State how many lines include "serious", giving the number by itself.

***** INFORMATION GIVEN

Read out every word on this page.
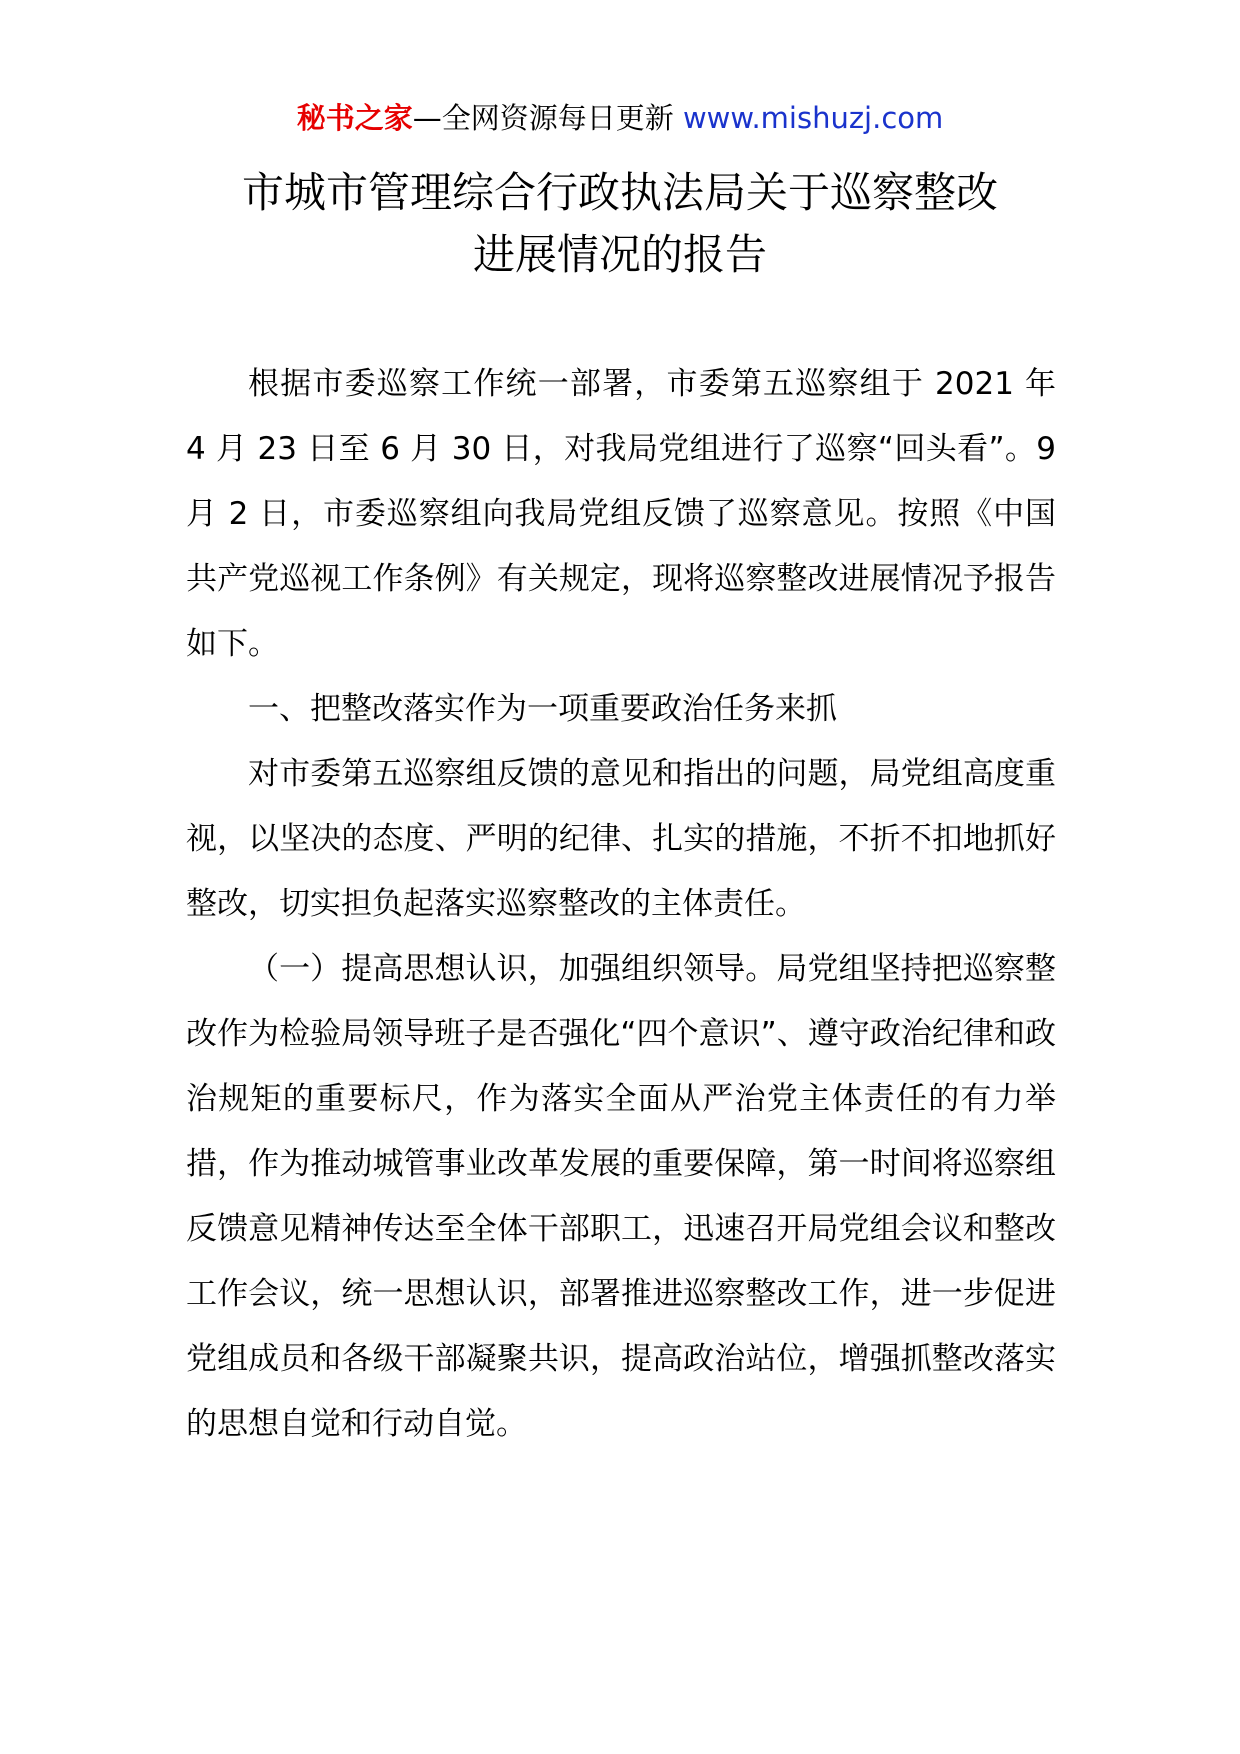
秘书之家—全网资源每日更新 www.mishuzj.com
市城市管理综合行政执法局关于巡察整改
进展情况的报告

根据市委巡察工作统一部署，市委第五巡察组于 2021 年 4 月 23 日至 6 月 30 日，对我局党组进行了巡察“回头看”。9 月 2 日，市委巡察组向我局党组反馈了巡察意见。按照《中国共产党巡视工作条例》有关规定，现将巡察整改进展情况予报告如下。

一、把整改落实作为一项重要政治任务来抓

对市委第五巡察组反馈的意见和指出的问题，局党组高度重视，以坚决的态度、严明的纪律、扎实的措施，不折不扣地抓好整改，切实担负起落实巡察整改的主体责任。

（一）提高思想认识，加强组织领导。局党组坚持把巡察整改作为检验局领导班子是否强化“四个意识”、遵守政治纪律和政治规矩的重要标尺，作为落实全面从严治党主体责任的有力举措，作为推动城管事业改革发展的重要保障，第一时间将巡察组反馈意见精神传达至全体干部职工，迅速召开局党组会议和整改工作会议，统一思想认识，部署推进巡察整改工作，进一步促进党组成员和各级干部凝聚共识，提高政治站位，增强抓整改落实的思想自觉和行动自觉。
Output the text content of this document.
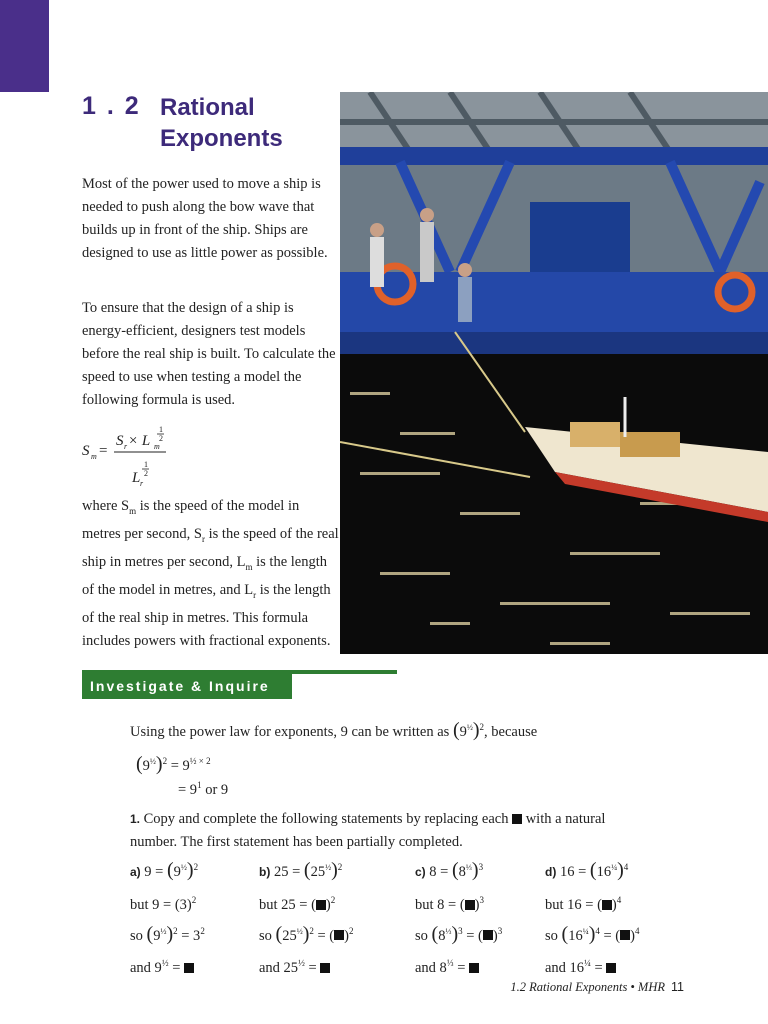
1 . 2 Rational Exponents
Most of the power used to move a ship is needed to push along the bow wave that builds up in front of the ship. Ships are designed to use as little power as possible.
To ensure that the design of a ship is energy-efficient, designers test models before the real ship is built. To calculate the speed to use when testing a model the following formula is used.
S m =
S r × L m
1
2
L r
1
2
where $S_m$ is the speed of the model in metres per second, $S_r$ is the speed of the real ship in metres per second, $L_m$ is the length of the model in metres, and $L_r$ is the length of the real ship in metres. This formula includes powers with fractional exponents.
Investigate & Inquire
Using the power law for exponents, 9 can be written as $(9^{\frac{1}{2}})^2$, because
$(9^{\frac{1}{2}})^2 = 9^{\frac{1}{2} \times 2}$
= $9^1$ or 9
1. Copy and complete the following statements by replacing each with a natural number. The first statement has been partially completed.
a) $9 = (9^{\frac{1}{2}})^2$
but $9 = (3)^2$
so $(9^{\frac{1}{2}})^2 = 3^2$
and $9^{\frac{1}{2}}$ =
b) $25 = (25^{\frac{1}{2}})^2$
but 25 = ( )$^2$
so $(25^{\frac{1}{2}})^2$ = ( )$^2$
and $25^{\frac{1}{2}}$ =
c) $8 = (8^{\frac{1}{3}})^3$
but 8 = ( )$^3$
so $(8^{\frac{1}{3}})^3$ = ( )$^3$
and $8^{\frac{1}{3}}$ =
d) $16 = (16^{\frac{1}{4}})^4$
but 16 = ( )$^4$
so $(16^{\frac{1}{4}})^4$ = ( )$^4$
and $16^{\frac{1}{4}}$ =
1.2 Rational Exponents • MHR 11
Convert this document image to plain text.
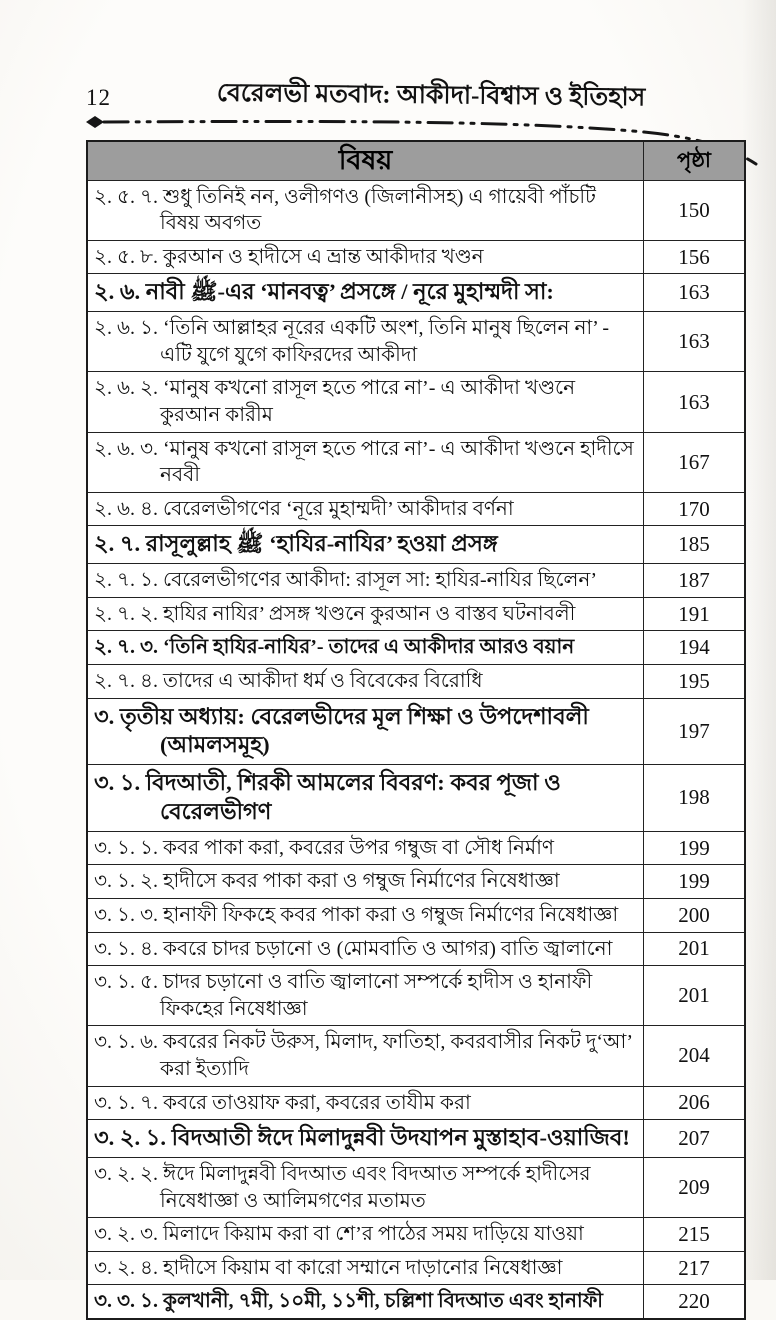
12	বেরেলভী মতবাদ: আকীদা-বিশ্বাস ও ইতিহাস
বিষয়	পৃষ্ঠা
২. ৫. ৭. শুধু তিনিই নন, ওলীগণও (জিলানীসহ) এ গায়েবী পাঁচটি বিষয় অবগত	150
২. ৫. ৮. কুরআন ও হাদীসে এ ভ্রান্ত আকীদার খণ্ডন	156
২. ৬. নাবী ﷺ-এর ‘মানবত্ব’ প্রসঙ্গে / নূরে মুহাম্মদী সা:	163
২. ৬. ১. ‘তিনি আল্লাহর নূরের একটি অংশ, তিনি মানুষ ছিলেন না’ - এটি যুগে যুগে কাফিরদের আকীদা	163
২. ৬. ২. ‘মানুষ কখনো রাসূল হতে পারে না’- এ আকীদা খণ্ডনে কুরআন কারীম	163
২. ৬. ৩. ‘মানুষ কখনো রাসূল হতে পারে না’- এ আকীদা খণ্ডনে হাদীসে নববী	167
২. ৬. ৪. বেরেলভীগণের ‘নূরে মুহাম্মদী’ আকীদার বর্ণনা	170
২. ৭. রাসূলুল্লাহ ﷺ ‘হাযির-নাযির’ হওয়া প্রসঙ্গ	185
২. ৭. ১. বেরেলভীগণের আকীদা: রাসূল সা: হাযির-নাযির ছিলেন’	187
২. ৭. ২. হাযির নাযির’ প্রসঙ্গ খণ্ডনে কুরআন ও বাস্তব ঘটনাবলী	191
২. ৭. ৩. ‘তিনি হাযির-নাযির’- তাদের এ আকীদার আরও বয়ান	194
২. ৭. ৪. তাদের এ আকীদা ধর্ম ও বিবেকের বিরোধি	195
৩. তৃতীয় অধ্যায়: বেরেলভীদের মূল শিক্ষা ও উপদেশাবলী (আমলসমূহ)	197
৩. ১. বিদআতী, শিরকী আমলের বিবরণ: কবর পূজা ও বেরেলভীগণ	198
৩. ১. ১. কবর পাকা করা, কবরের উপর গম্বুজ বা সৌধ নির্মাণ	199
৩. ১. ২. হাদীসে কবর পাকা করা ও গম্বুজ নির্মাণের নিষেধাজ্ঞা	199
৩. ১. ৩. হানাফী ফিকহে কবর পাকা করা ও গম্বুজ নির্মাণের নিষেধাজ্ঞা	200
৩. ১. ৪. কবরে চাদর চড়ানো ও (মোমবাতি ও আগর) বাতি জ্বালানো	201
৩. ১. ৫. চাদর চড়ানো ও বাতি জ্বালানো সম্পর্কে হাদীস ও হানাফী ফিকহের নিষেধাজ্ঞা	201
৩. ১. ৬. কবরের নিকট উরুস, মিলাদ, ফাতিহা, কবরবাসীর নিকট দু‘আ’ করা ইত্যাদি	204
৩. ১. ৭. কবরে তাওয়াফ করা, কবরের তাযীম করা	206
৩. ২. ১. বিদআতী ঈদে মিলাদুন্নবী উদযাপন মুস্তাহাব-ওয়াজিব!	207
৩. ২. ২. ঈদে মিলাদুন্নবী বিদআত এবং বিদআত সম্পর্কে হাদীসের নিষেধাজ্ঞা ও আলিমগণের মতামত	209
৩. ২. ৩. মিলাদে কিয়াম করা বা শে’র পাঠের সময় দাড়িয়ে যাওয়া	215
৩. ২. ৪. হাদীসে কিয়াম বা কারো সম্মানে দাড়ানোর নিষেধাজ্ঞা	217
৩. ৩. ১. কুলখানী, ৭মী, ১০মী, ১১শী, চল্লিশা বিদআত এবং হানাফী	220
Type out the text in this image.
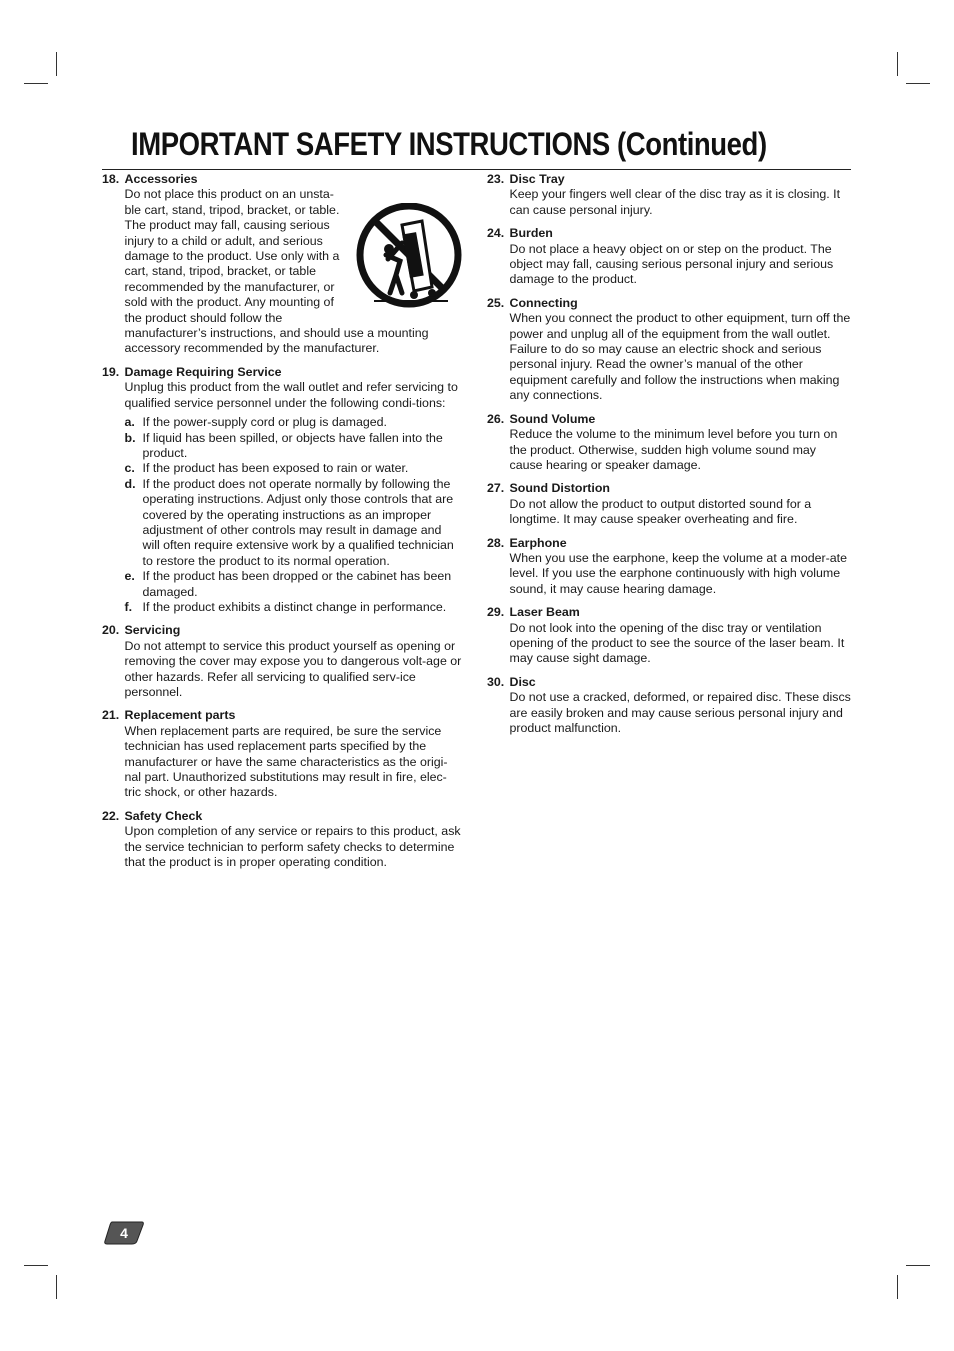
IMPORTANT SAFETY INSTRUCTIONS (Continued)
18. Accessories
Do not place this product on an unsta-ble cart, stand, tripod, bracket, or table. The product may fall, causing serious injury to a child or adult, and serious damage to the product. Use only with a cart, stand, tripod, bracket, or table recommended by the manufacturer, or sold with the product. Any mounting of the product should follow the manufacturer’s instructions, and should use a mounting accessory recommended by the manufacturer.
19. Damage Requiring Service
Unplug this product from the wall outlet and refer servicing to qualified service personnel under the following condi-tions:
a. If the power-supply cord or plug is damaged.
b. If liquid has been spilled, or objects have fallen into the product.
c. If the product has been exposed to rain or water.
d. If the product does not operate normally by following the operating instructions. Adjust only those controls that are covered by the operating instructions as an improper adjustment of other controls may result in damage and will often require extensive work by a qualified technician to restore the product to its normal operation.
e. If the product has been dropped or the cabinet has been damaged.
f. If the product exhibits a distinct change in performance.
20. Servicing
Do not attempt to service this product yourself as opening or removing the cover may expose you to dangerous volt-age or other hazards. Refer all servicing to qualified serv-ice personnel.
21. Replacement parts
When replacement parts are required, be sure the service technician has used replacement parts specified by the manufacturer or have the same characteristics as the origi-nal part. Unauthorized substitutions may result in fire, elec-tric shock, or other hazards.
22. Safety Check
Upon completion of any service or repairs to this product, ask the service technician to perform safety checks to determine that the product is in proper operating condition.
23. Disc Tray
Keep your fingers well clear of the disc tray as it is closing. It can cause personal injury.
24. Burden
Do not place a heavy object on or step on the product. The object may fall, causing serious personal injury and serious damage to the product.
25. Connecting
When you connect the product to other equipment, turn off the power and unplug all of the equipment from the wall outlet. Failure to do so may cause an electric shock and serious personal injury. Read the owner’s manual of the other equipment carefully and follow the instructions when making any connections.
26. Sound Volume
Reduce the volume to the minimum level before you turn on the product. Otherwise, sudden high volume sound may cause hearing or speaker damage.
27. Sound Distortion
Do not allow the product to output distorted sound for a longtime. It may cause speaker overheating and fire.
28. Earphone
When you use the earphone, keep the volume at a moder-ate level. If you use the earphone continuously with high volume sound, it may cause hearing damage.
29. Laser Beam
Do not look into the opening of the disc tray or ventilation opening of the product to see the source of the laser beam. It may cause sight damage.
30. Disc
Do not use a cracked, deformed, or repaired disc. These discs are easily broken and may cause serious personal injury and product malfunction.
4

**********

◆ **TASK RESPONSE**
4